Copy out all lines in the data below containing the string "识别系统".

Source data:
Begin
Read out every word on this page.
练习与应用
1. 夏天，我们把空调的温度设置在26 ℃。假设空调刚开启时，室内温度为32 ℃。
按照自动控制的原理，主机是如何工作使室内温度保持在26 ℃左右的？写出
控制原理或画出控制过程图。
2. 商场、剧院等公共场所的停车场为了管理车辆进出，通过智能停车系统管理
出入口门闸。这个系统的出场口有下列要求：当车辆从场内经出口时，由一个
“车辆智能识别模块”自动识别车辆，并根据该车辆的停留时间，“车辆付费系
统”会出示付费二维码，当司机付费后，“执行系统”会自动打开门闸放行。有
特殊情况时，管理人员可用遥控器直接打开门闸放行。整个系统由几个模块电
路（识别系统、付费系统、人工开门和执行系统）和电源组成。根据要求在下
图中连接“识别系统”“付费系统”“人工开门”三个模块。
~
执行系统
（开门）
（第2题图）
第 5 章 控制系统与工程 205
End
(Result of the exercise)
路（识别系统、付费系统、人工开门和执行系统）和电源组成。根据要求在下
图中连接“识别系统”“付费系统”“人工开门”三个模块。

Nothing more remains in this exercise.